The 1-2-3-4 Festival @ Shoreditch Park

Fondue au noise and paranoid psychedelia

01-09-12

Comparing this and last year's festival at first glance, you'd immediately recognize 2012 as the year new wav-y punks / post punks got loose. More green Mohawks, less ironic mustaches, 1234 2012 was decisively more rebellious.
 A tantalizing line-up of veteran and fresh-out-of-the-pop-oven bands were to blame: from Buzzcocks to Zoetrope and from Minny Pops to Los Cripis, there was always someone hollering, smacking or kicking something somewhere in the festival.
Personally, I said this year I wouldn't run crazy, struggling to catch up with the newest of the new bands. I'd make my choices and live with them. And lived I did.
Dirty Beaches
As I walked in I was confronted with rock siblings Jeff the Brotherhood, in a loud warming welcome at the main stage; then I went looking for Los Cripis.
Sexy and quirky, the Argentinian trio filled the Rat Pit tent with songs like Fondue de Jesus that twirled and twisted our moods. Unfortunately they didn't last long (we soon have to start a debate on whether us, the audience, prefer a small number of festival bands, who will however have time to deploy their sound, instead of the current eternal chase of the next-next-neeext band that we never run quick enough to enjoy).

(Region annotation entries)
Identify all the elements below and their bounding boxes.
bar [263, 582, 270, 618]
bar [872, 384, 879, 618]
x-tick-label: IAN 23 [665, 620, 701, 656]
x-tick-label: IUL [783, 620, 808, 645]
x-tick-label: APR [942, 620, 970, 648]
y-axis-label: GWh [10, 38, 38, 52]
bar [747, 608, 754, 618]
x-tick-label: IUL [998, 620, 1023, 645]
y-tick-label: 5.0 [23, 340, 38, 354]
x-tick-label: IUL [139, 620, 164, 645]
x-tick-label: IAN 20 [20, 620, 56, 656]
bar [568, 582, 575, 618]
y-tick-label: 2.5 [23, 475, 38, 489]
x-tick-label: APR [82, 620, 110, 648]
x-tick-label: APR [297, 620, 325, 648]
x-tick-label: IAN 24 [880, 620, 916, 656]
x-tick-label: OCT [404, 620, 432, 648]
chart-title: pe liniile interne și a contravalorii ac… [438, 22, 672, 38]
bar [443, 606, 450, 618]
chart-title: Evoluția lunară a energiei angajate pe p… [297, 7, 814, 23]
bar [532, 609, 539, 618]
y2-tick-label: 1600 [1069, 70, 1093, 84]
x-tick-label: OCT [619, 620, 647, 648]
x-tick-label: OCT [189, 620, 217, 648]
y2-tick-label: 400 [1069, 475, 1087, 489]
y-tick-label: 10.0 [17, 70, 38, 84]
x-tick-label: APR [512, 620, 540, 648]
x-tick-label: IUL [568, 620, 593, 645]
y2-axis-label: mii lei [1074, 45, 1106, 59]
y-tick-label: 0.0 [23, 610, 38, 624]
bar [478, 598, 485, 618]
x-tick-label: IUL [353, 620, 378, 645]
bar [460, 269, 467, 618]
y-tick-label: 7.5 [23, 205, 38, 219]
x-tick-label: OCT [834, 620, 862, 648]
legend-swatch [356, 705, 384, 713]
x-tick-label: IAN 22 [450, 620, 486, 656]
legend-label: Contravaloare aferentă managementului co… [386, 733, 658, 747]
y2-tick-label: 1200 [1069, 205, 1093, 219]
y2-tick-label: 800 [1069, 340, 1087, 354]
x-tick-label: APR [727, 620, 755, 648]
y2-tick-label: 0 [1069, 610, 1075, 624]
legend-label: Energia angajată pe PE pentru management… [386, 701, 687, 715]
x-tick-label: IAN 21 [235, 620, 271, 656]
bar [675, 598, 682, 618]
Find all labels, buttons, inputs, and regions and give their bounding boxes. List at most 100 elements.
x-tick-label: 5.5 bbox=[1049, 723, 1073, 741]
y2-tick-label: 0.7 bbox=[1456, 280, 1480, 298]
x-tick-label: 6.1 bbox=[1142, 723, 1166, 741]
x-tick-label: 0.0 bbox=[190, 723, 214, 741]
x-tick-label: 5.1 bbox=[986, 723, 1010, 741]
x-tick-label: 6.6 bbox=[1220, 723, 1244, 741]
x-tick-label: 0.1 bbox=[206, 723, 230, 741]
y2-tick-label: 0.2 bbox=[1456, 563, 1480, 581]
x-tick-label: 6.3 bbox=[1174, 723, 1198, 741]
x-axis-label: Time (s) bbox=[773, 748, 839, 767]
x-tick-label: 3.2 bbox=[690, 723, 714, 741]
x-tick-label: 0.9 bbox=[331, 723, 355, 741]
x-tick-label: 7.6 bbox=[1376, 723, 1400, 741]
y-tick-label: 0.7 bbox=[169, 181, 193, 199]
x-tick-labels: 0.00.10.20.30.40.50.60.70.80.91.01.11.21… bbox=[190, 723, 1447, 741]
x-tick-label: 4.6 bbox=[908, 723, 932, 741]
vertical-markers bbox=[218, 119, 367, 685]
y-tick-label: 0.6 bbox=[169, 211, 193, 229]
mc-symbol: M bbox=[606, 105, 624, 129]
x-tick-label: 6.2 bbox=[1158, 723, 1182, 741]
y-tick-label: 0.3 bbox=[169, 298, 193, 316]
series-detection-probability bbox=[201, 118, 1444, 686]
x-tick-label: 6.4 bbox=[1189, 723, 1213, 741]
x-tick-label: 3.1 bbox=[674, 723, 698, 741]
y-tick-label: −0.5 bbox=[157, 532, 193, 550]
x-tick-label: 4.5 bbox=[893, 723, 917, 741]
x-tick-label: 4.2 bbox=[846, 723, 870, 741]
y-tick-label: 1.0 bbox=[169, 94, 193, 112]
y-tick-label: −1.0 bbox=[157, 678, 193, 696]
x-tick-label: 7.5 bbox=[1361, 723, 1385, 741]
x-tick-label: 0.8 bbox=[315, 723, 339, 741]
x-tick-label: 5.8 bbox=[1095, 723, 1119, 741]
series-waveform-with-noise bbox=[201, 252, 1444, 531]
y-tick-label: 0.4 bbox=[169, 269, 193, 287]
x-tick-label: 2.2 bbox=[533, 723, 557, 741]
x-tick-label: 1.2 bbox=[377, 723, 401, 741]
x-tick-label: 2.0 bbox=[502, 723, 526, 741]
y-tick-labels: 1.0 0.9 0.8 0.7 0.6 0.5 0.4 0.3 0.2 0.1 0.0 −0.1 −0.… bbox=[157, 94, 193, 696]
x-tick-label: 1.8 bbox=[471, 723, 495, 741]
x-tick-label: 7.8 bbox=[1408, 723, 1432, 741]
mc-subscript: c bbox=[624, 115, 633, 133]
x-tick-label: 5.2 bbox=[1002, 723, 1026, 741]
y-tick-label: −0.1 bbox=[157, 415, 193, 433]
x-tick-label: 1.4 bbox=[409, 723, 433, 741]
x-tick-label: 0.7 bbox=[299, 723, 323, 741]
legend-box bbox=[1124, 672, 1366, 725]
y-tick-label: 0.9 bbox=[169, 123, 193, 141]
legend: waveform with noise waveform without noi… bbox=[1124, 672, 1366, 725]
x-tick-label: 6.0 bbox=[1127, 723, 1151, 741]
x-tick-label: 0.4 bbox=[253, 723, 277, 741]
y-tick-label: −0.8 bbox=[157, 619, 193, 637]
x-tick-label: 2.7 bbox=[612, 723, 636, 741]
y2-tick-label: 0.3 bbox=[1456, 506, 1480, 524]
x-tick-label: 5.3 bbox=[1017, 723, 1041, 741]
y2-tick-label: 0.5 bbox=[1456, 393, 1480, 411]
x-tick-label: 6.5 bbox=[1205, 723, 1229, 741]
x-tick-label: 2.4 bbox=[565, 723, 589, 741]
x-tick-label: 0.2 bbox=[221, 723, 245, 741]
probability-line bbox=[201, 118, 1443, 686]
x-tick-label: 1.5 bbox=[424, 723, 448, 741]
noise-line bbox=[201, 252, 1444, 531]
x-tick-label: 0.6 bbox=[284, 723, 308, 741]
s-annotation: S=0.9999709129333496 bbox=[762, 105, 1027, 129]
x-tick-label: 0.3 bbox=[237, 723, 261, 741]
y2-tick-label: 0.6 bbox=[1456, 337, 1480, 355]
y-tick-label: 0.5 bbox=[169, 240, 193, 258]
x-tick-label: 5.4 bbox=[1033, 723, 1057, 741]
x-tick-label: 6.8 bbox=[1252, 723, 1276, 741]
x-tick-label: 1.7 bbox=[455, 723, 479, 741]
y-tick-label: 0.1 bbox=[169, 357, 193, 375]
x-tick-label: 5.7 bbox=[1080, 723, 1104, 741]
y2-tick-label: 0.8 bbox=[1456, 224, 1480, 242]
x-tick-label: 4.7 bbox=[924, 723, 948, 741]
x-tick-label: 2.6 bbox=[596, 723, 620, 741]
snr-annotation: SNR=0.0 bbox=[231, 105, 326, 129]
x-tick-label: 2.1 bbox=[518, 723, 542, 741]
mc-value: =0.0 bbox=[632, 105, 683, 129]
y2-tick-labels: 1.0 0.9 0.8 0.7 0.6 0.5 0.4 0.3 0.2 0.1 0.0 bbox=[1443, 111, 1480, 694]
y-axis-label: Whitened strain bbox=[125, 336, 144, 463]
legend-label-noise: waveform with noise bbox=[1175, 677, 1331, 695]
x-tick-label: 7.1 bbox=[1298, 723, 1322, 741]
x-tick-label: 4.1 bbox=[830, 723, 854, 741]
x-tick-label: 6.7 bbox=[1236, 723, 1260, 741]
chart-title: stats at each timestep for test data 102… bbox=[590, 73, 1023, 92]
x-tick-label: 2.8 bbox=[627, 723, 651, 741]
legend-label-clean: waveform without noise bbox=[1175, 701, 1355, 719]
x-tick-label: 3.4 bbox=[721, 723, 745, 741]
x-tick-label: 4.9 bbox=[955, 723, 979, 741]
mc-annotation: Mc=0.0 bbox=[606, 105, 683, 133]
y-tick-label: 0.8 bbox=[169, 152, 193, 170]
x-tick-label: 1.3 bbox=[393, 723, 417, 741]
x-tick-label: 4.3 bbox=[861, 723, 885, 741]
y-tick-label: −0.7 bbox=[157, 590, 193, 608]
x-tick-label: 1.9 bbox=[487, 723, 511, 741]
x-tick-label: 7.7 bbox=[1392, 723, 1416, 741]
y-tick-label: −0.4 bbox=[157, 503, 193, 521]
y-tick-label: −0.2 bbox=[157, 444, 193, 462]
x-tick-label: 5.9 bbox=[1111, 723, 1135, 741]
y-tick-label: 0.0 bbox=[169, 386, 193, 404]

> **PROBLEM REQUIREMENTS**
Reproduce the festival review from "Sexy and quirky, the" up to and including "enough to enjoy).". These entries have no connection to the festival review.

> **FULL ANSWER**
Sexy and quirky, the Argentinian trio filled the Rat Pit tent with songs like Fondue de Jesus that twirled and twisted our moods. Unfortunately they didn't last long (we soon have to start a debate on whether us, the audience, prefer a small number of festival bands, who will however have time to deploy their sound, instead of the current eternal chase of the next-next-neeext band that we never run quick enough to enjoy).